### Stated task:
Exactly as given, repeat all of the entries.
-- start Records supplied --
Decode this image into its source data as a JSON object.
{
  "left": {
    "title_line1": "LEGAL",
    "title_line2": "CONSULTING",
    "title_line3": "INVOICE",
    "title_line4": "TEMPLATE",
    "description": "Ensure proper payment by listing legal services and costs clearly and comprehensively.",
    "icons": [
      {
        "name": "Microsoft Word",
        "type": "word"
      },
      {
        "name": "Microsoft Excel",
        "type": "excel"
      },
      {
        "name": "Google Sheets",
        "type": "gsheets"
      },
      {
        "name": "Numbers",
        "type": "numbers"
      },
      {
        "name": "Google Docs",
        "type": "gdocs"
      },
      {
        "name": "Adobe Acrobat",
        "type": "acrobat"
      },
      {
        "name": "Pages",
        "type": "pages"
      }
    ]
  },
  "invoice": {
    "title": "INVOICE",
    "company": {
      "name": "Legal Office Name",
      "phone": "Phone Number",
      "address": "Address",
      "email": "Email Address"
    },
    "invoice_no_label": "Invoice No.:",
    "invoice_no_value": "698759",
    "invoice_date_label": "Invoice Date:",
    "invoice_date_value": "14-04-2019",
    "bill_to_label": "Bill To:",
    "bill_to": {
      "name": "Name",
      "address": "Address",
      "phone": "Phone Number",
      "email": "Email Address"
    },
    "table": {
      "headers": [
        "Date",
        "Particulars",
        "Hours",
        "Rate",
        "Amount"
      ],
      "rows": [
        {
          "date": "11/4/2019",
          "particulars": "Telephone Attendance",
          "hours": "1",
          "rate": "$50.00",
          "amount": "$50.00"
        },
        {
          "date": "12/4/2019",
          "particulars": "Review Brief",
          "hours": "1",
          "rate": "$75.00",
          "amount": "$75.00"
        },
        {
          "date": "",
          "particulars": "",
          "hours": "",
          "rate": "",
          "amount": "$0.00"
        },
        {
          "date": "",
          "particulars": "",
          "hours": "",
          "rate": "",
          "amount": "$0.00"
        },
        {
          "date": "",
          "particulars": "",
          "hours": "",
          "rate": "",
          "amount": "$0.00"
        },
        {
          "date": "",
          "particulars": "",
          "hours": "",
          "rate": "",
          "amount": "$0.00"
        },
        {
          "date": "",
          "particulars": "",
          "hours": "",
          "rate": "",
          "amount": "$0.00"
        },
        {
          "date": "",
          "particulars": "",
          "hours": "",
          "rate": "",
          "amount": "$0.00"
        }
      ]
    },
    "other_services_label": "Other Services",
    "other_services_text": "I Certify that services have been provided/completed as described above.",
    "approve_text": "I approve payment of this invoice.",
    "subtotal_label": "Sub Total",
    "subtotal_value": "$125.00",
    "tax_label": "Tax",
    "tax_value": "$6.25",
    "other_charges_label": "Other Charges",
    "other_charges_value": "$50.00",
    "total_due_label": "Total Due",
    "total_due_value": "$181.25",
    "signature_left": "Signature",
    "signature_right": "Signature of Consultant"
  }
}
-- end Records supplied --
### Correct output:
Decode this image into its source data as a JSON object.
{
  "left": {
    "title_line1": "LEGAL",
    "title_line2": "CONSULTING",
    "title_line3": "INVOICE",
    "title_line4": "TEMPLATE",
    "description": "Ensure proper payment by listing legal services and costs clearly and comprehensively.",
    "icons": [
      {
        "name": "Microsoft Word",
        "type": "word"
      },
      {
        "name": "Microsoft Excel",
        "type": "excel"
      },
      {
        "name": "Google Sheets",
        "type": "gsheets"
      },
      {
        "name": "Numbers",
        "type": "numbers"
      },
      {
        "name": "Google Docs",
        "type": "gdocs"
      },
      {
        "name": "Adobe Acrobat",
        "type": "acrobat"
      },
      {
        "name": "Pages",
        "type": "pages"
      }
    ]
  },
  "invoice": {
    "title": "INVOICE",
    "company": {
      "name": "Legal Office Name",
      "phone": "Phone Number",
      "address": "Address",
      "email": "Email Address"
    },
    "invoice_no_label": "Invoice No.:",
    "invoice_no_value": "698759",
    "invoice_date_label": "Invoice Date:",
    "invoice_date_value": "14-04-2019",
    "bill_to_label": "Bill To:",
    "bill_to": {
      "name": "Name",
      "address": "Address",
      "phone": "Phone Number",
      "email": "Email Address"
    },
    "table": {
      "headers": [
        "Date",
        "Particulars",
        "Hours",
        "Rate",
        "Amount"
      ],
      "rows": [
        {
          "date": "11/4/2019",
          "particulars": "Telephone Attendance",
          "hours": "1",
          "rate": "$50.00",
          "amount": "$50.00"
        },
        {
          "date": "12/4/2019",
          "particulars": "Review Brief",
          "hours": "1",
          "rate": "$75.00",
          "amount": "$75.00"
        },
        {
          "date": "",
          "particulars": "",
          "hours": "",
          "rate": "",
          "amount": "$0.00"
        },
        {
          "date": "",
          "particulars": "",
          "hours": "",
          "rate": "",
          "amount": "$0.00"
        },
        {
          "date": "",
          "particulars": "",
          "hours": "",
          "rate": "",
          "amount": "$0.00"
        },
        {
          "date": "",
          "particulars": "",
          "hours": "",
          "rate": "",
          "amount": "$0.00"
        },
        {
          "date": "",
          "particulars": "",
          "hours": "",
          "rate": "",
          "amount": "$0.00"
        },
        {
          "date": "",
          "particulars": "",
          "hours": "",
          "rate": "",
          "amount": "$0.00"
        }
      ]
    },
    "other_services_label": "Other Services",
    "other_services_text": "I Certify that services have been provided/completed as described above.",
    "approve_text": "I approve payment of this invoice.",
    "subtotal_label": "Sub Total",
    "subtotal_value": "$125.00",
    "tax_label": "Tax",
    "tax_value": "$6.25",
    "other_charges_label": "Other Charges",
    "other_charges_value": "$50.00",
    "total_due_label": "Total Due",
    "total_due_value": "$181.25",
    "signature_left": "Signature",
    "signature_right": "Signature of Consultant"
  }
}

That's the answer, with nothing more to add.